Every record should be written out exactly, please.

:::::

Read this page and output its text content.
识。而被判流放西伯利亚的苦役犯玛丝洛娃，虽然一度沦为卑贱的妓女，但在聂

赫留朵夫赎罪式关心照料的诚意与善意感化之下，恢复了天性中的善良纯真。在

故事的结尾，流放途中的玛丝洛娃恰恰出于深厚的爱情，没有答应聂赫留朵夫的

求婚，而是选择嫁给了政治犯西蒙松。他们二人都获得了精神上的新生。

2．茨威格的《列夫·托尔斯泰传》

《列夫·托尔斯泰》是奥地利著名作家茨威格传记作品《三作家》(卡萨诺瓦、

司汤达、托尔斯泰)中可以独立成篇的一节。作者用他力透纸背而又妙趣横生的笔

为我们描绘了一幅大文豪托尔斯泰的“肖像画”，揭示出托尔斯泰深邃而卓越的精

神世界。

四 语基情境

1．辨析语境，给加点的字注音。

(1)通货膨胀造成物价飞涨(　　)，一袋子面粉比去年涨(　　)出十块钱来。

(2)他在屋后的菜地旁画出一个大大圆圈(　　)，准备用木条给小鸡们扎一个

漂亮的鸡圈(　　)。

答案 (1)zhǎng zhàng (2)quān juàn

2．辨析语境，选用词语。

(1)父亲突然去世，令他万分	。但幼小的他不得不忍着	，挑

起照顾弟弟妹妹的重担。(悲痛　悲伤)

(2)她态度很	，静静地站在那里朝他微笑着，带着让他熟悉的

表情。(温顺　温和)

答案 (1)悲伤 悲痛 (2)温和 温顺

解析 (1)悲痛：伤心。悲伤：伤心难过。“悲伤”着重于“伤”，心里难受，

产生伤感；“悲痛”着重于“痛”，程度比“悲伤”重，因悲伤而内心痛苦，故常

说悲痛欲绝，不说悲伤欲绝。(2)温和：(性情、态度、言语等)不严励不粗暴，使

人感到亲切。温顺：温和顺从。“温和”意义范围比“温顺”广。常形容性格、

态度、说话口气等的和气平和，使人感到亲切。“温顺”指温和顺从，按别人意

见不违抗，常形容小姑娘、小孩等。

:::::

• Solved exercise:
Read this page and output its text content.
识。而被判流放西伯利亚的苦役犯玛丝洛娃，虽然一度沦为卑贱的妓女，但在聂

赫留朵夫赎罪式关心照料的诚意与善意感化之下，恢复了天性中的善良纯真。在

故事的结尾，流放途中的玛丝洛娃恰恰出于深厚的爱情，没有答应聂赫留朵夫的

求婚，而是选择嫁给了政治犯西蒙松。他们二人都获得了精神上的新生。

2．茨威格的《列夫·托尔斯泰传》

《列夫·托尔斯泰》是奥地利著名作家茨威格传记作品《三作家》(卡萨诺瓦、

司汤达、托尔斯泰)中可以独立成篇的一节。作者用他力透纸背而又妙趣横生的笔

为我们描绘了一幅大文豪托尔斯泰的“肖像画”，揭示出托尔斯泰深邃而卓越的精

神世界。

四 语基情境

1．辨析语境，给加点的字注音。

(1)通货膨胀造成物价飞涨(　　)，一袋子面粉比去年涨(　　)出十块钱来。

(2)他在屋后的菜地旁画出一个大大圆圈(　　)，准备用木条给小鸡们扎一个

漂亮的鸡圈(　　)。

答案 (1)zhǎng zhàng (2)quān juàn

2．辨析语境，选用词语。

(1)父亲突然去世，令他万分	。但幼小的他不得不忍着	，挑

起照顾弟弟妹妹的重担。(悲痛　悲伤)

(2)她态度很	，静静地站在那里朝他微笑着，带着让他熟悉的

表情。(温顺　温和)

答案 (1)悲伤 悲痛 (2)温和 温顺

解析 (1)悲痛：伤心。悲伤：伤心难过。“悲伤”着重于“伤”，心里难受，

产生伤感；“悲痛”着重于“痛”，程度比“悲伤”重，因悲伤而内心痛苦，故常

说悲痛欲绝，不说悲伤欲绝。(2)温和：(性情、态度、言语等)不严励不粗暴，使

人感到亲切。温顺：温和顺从。“温和”意义范围比“温顺”广。常形容性格、

态度、说话口气等的和气平和，使人感到亲切。“温顺”指温和顺从，按别人意

见不违抗，常形容小姑娘、小孩等。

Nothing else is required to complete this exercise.